### PROVIDED INFORMATION ###

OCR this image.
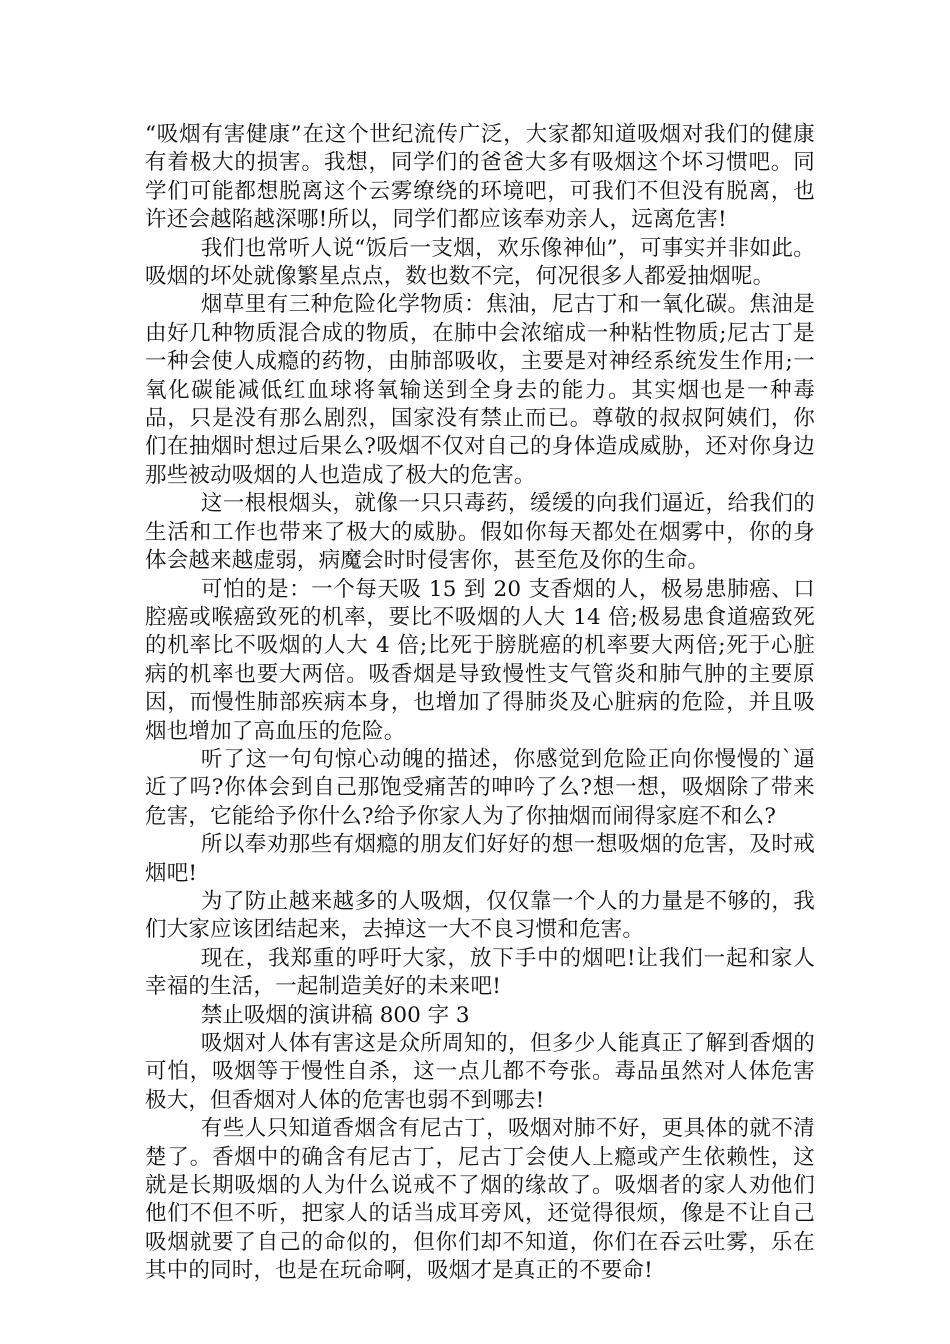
“吸烟有害健康”在这个世纪流传广泛，大家都知道吸烟对我们的健康有着极大的损害。我想，同学们的爸爸大多有吸烟这个坏习惯吧。同学们可能都想脱离这个云雾缭绕的环境吧，可我们不但没有脱离，也许还会越陷越深哪!所以，同学们都应该奉劝亲人，远离危害!

我们也常听人说“饭后一支烟，欢乐像神仙”，可事实并非如此。吸烟的坏处就像繁星点点，数也数不完，何况很多人都爱抽烟呢。

烟草里有三种危险化学物质：焦油，尼古丁和一氧化碳。焦油是由好几种物质混合成的物质，在肺中会浓缩成一种粘性物质;尼古丁是一种会使人成瘾的药物，由肺部吸收，主要是对神经系统发生作用;一氧化碳能减低红血球将氧输送到全身去的能力。其实烟也是一种毒品，只是没有那么剧烈，国家没有禁止而已。尊敬的叔叔阿姨们，你们在抽烟时想过后果么?吸烟不仅对自己的身体造成威胁，还对你身边那些被动吸烟的人也造成了极大的危害。

这一根根烟头，就像一只只毒药，缓缓的向我们逼近，给我们的生活和工作也带来了极大的威胁。假如你每天都处在烟雾中，你的身体会越来越虚弱，病魔会时时侵害你，甚至危及你的生命。

可怕的是：一个每天吸 15 到 20 支香烟的人，极易患肺癌、口腔癌或喉癌致死的机率，要比不吸烟的人大 14 倍;极易患食道癌致死的机率比不吸烟的人大 4 倍;比死于膀胱癌的机率要大两倍;死于心脏病的机率也要大两倍。吸香烟是导致慢性支气管炎和肺气肿的主要原因，而慢性肺部疾病本身，也增加了得肺炎及心脏病的危险，并且吸烟也增加了高血压的危险。

听了这一句句惊心动魄的描述，你感觉到危险正向你慢慢的`逼近了吗?你体会到自己那饱受痛苦的呻吟了么?想一想，吸烟除了带来危害，它能给予你什么?给予你家人为了你抽烟而闹得家庭不和么?

所以奉劝那些有烟瘾的朋友们好好的想一想吸烟的危害，及时戒烟吧!

为了防止越来越多的人吸烟，仅仅靠一个人的力量是不够的，我们大家应该团结起来，去掉这一大不良习惯和危害。

现在，我郑重的呼吁大家，放下手中的烟吧!让我们一起和家人幸福的生活，一起制造美好的未来吧!

禁止吸烟的演讲稿 800 字 3

吸烟对人体有害这是众所周知的，但多少人能真正了解到香烟的可怕，吸烟等于慢性自杀，这一点儿都不夸张。毒品虽然对人体危害极大，但香烟对人体的危害也弱不到哪去!

有些人只知道香烟含有尼古丁，吸烟对肺不好，更具体的就不清楚了。香烟中的确含有尼古丁，尼古丁会使人上瘾或产生依赖性，这就是长期吸烟的人为什么说戒不了烟的缘故了。吸烟者的家人劝他们他们不但不听，把家人的话当成耳旁风，还觉得很烦，像是不让自己吸烟就要了自己的命似的，但你们却不知道，你们在吞云吐雾，乐在其中的同时，也是在玩命啊，吸烟才是真正的不要命!
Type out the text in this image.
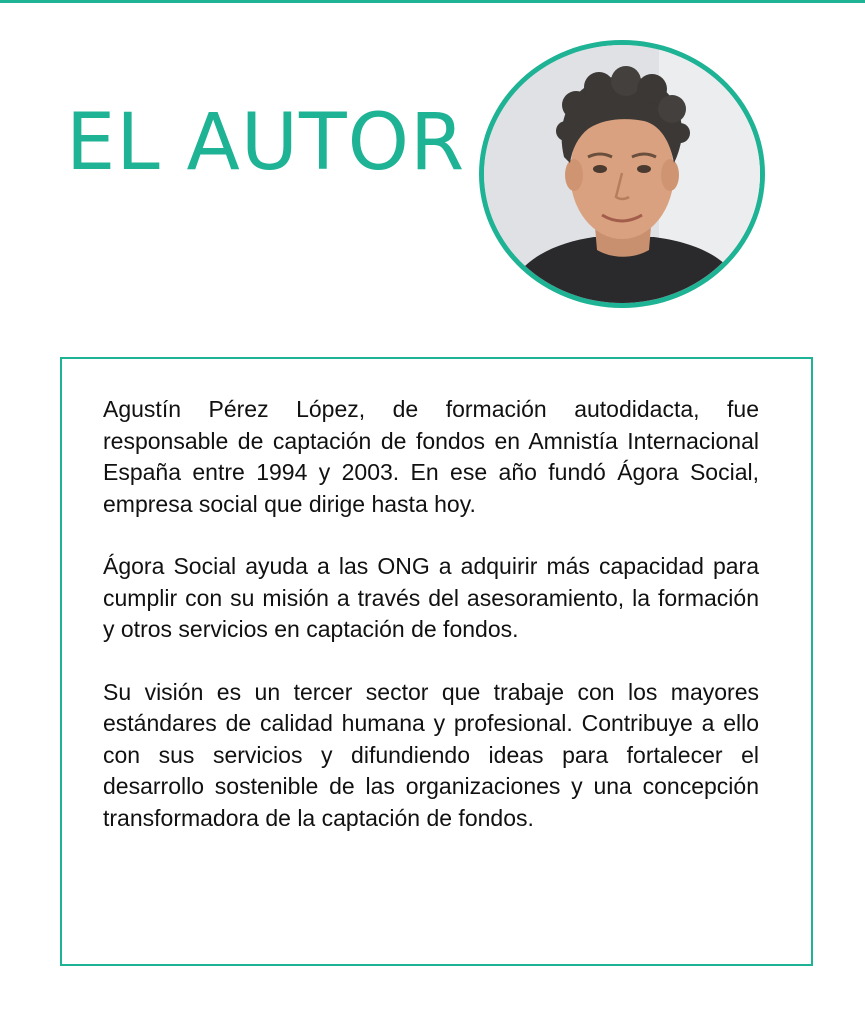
EL AUTOR

Agustín Pérez López, de formación autodidacta, fue responsable de captación de fondos en Amnistía Internacional España entre 1994 y 2003. En ese año fundó Ágora Social, empresa social que dirige hasta hoy.

Ágora Social ayuda a las ONG a adquirir más capacidad para cumplir con su misión a través del asesoramiento, la formación y otros servicios en captación de fondos.

Su visión es un tercer sector que trabaje con los mayores estándares de calidad humana y profesional. Contribuye a ello con sus servicios y difundiendo ideas para fortalecer el desarrollo sostenible de las organizaciones y una concepción transformadora de la captación de fondos.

###

* WORK INSTRUCTIONS *
The lines to be extracted begin at the line containing "Type out the text in this image." and continue through the final line of the material above, both ends included. Reproduce them exactly, without the pictures.

* RESULT *
Type out the text in this image.
EL AUTOR

Agustín Pérez López, de formación autodidacta, fue responsable de captación de fondos en Amnistía Internacional España entre 1994 y 2003. En ese año fundó Ágora Social, empresa social que dirige hasta hoy.

Ágora Social ayuda a las ONG a adquirir más capacidad para cumplir con su misión a través del asesoramiento, la formación y otros servicios en captación de fondos.

Su visión es un tercer sector que trabaje con los mayores estándares de calidad humana y profesional. Contribuye a ello con sus servicios y difundiendo ideas para fortalecer el desarrollo sostenible de las organizaciones y una concepción transformadora de la captación de fondos.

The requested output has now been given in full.